• **Listed entries**
-=-=-=-=-

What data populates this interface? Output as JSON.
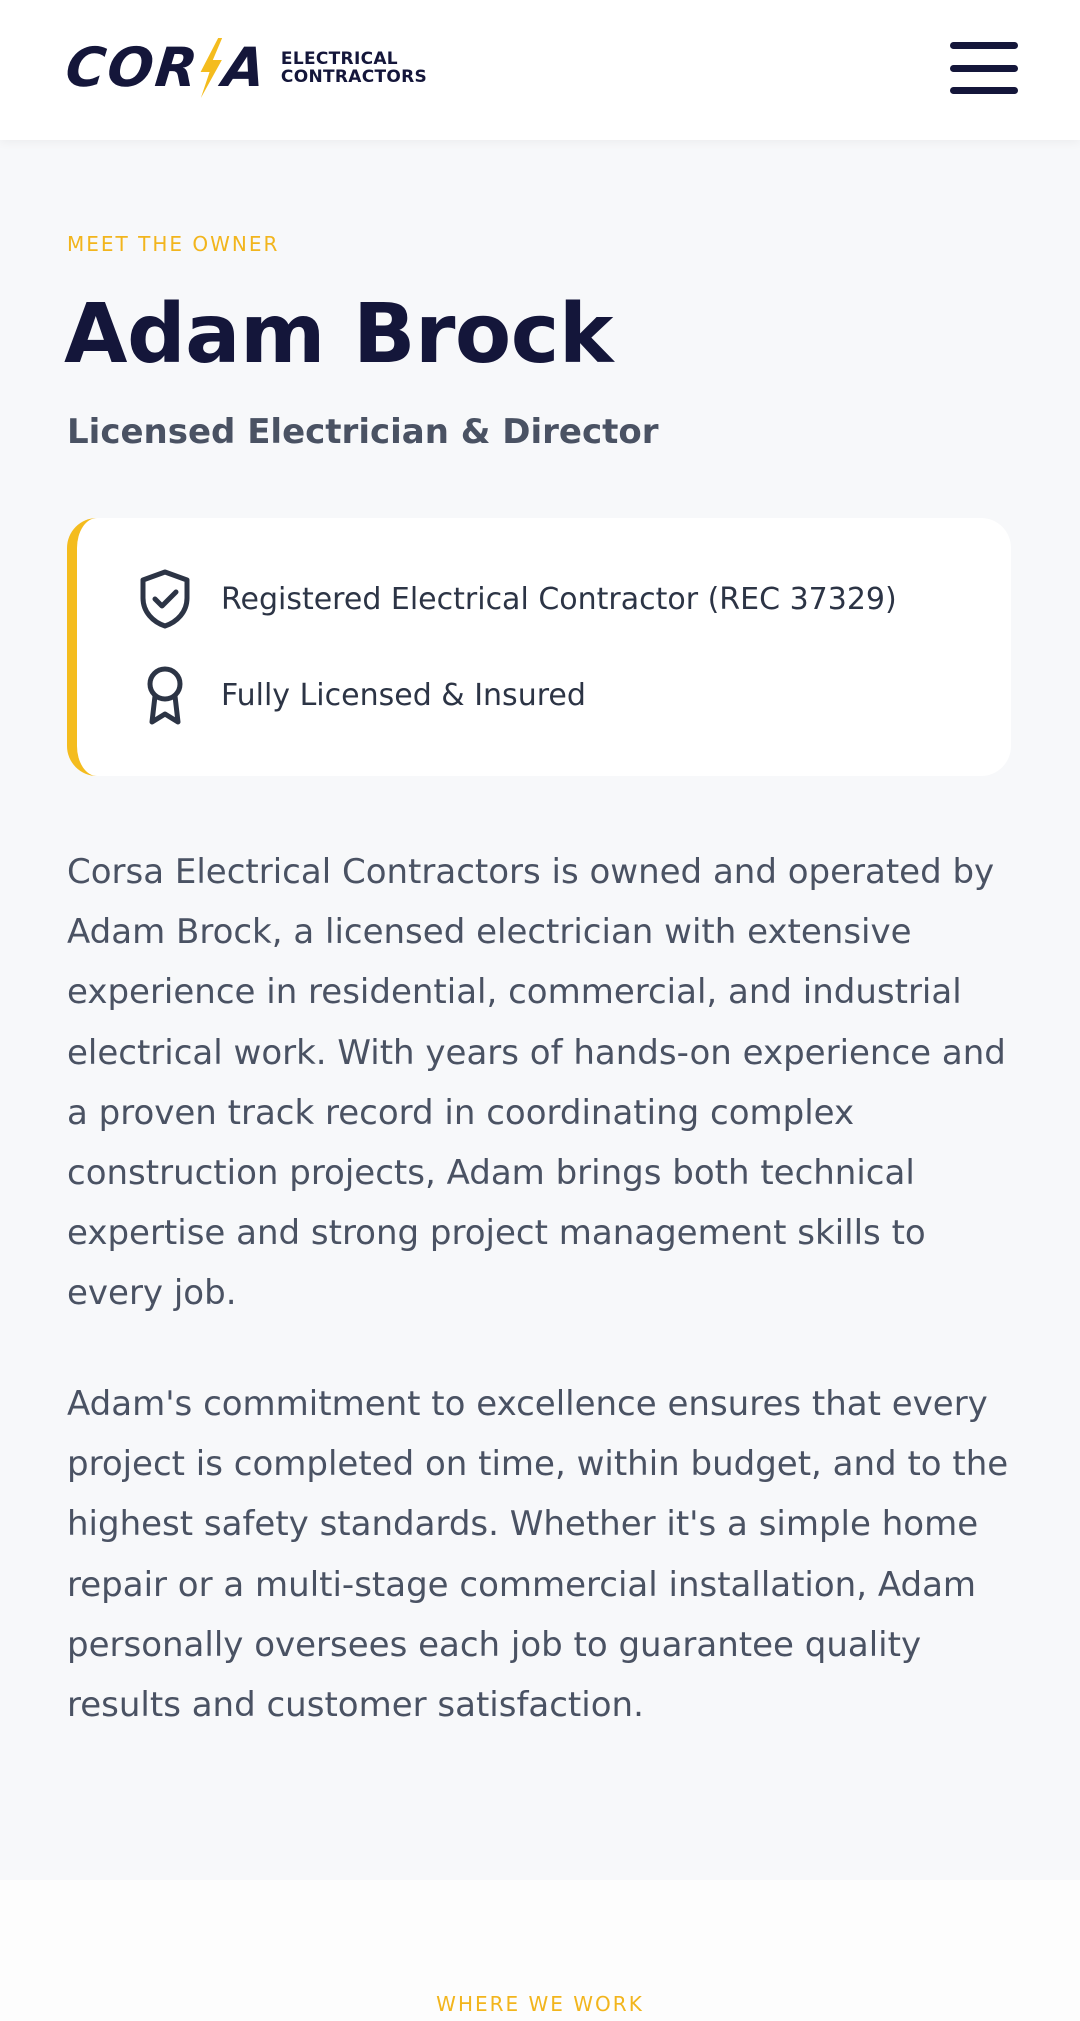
{
  "header": {
    "logo_word": "COR A",
    "logo_sub_line1": "ELECTRICAL",
    "logo_sub_line2": "CONTRACTORS",
    "menu_icon": "hamburger-menu-icon"
  },
  "about": {
    "eyebrow": "MEET THE OWNER",
    "name": "Adam Brock",
    "role": "Licensed Electrician & Director",
    "credentials": [
      {
        "icon": "shield-check-icon",
        "label": "Registered Electrical Contractor (REC 37329)"
      },
      {
        "icon": "award-ribbon-icon",
        "label": "Fully Licensed & Insured"
      }
    ],
    "paragraphs": [
      "Corsa Electrical Contractors is owned and operated by Adam Brock, a licensed electrician with extensive experience in residential, commercial, and industrial electrical work. With years of hands-on experience and a proven track record in coordinating complex construction projects, Adam brings both technical expertise and strong project management skills to every job.",
      "Adam's commitment to excellence ensures that every project is completed on time, within budget, and to the highest safety standards. Whether it's a simple home repair or a multi-stage commercial installation, Adam personally oversees each job to guarantee quality results and customer satisfaction."
    ]
  },
  "next_section": {
    "eyebrow": "WHERE WE WORK"
  },
  "colors": {
    "navy": "#14163a",
    "accent_yellow": "#f4bc1e",
    "body_text": "#4a5263",
    "background": "#f7f8fa"
  }
}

-=-=-=-=-

Your copy should hold every record word for word and none of the pictures.

What data populates this interface? Output as JSON.
{
  "header": {
    "logo_word": "COR A",
    "logo_sub_line1": "ELECTRICAL",
    "logo_sub_line2": "CONTRACTORS",
    "menu_icon": "hamburger-menu-icon"
  },
  "about": {
    "eyebrow": "MEET THE OWNER",
    "name": "Adam Brock",
    "role": "Licensed Electrician & Director",
    "credentials": [
      {
        "icon": "shield-check-icon",
        "label": "Registered Electrical Contractor (REC 37329)"
      },
      {
        "icon": "award-ribbon-icon",
        "label": "Fully Licensed & Insured"
      }
    ],
    "paragraphs": [
      "Corsa Electrical Contractors is owned and operated by Adam Brock, a licensed electrician with extensive experience in residential, commercial, and industrial electrical work. With years of hands-on experience and a proven track record in coordinating complex construction projects, Adam brings both technical expertise and strong project management skills to every job.",
      "Adam's commitment to excellence ensures that every project is completed on time, within budget, and to the highest safety standards. Whether it's a simple home repair or a multi-stage commercial installation, Adam personally oversees each job to guarantee quality results and customer satisfaction."
    ]
  },
  "next_section": {
    "eyebrow": "WHERE WE WORK"
  },
  "colors": {
    "navy": "#14163a",
    "accent_yellow": "#f4bc1e",
    "body_text": "#4a5263",
    "background": "#f7f8fa"
  }
}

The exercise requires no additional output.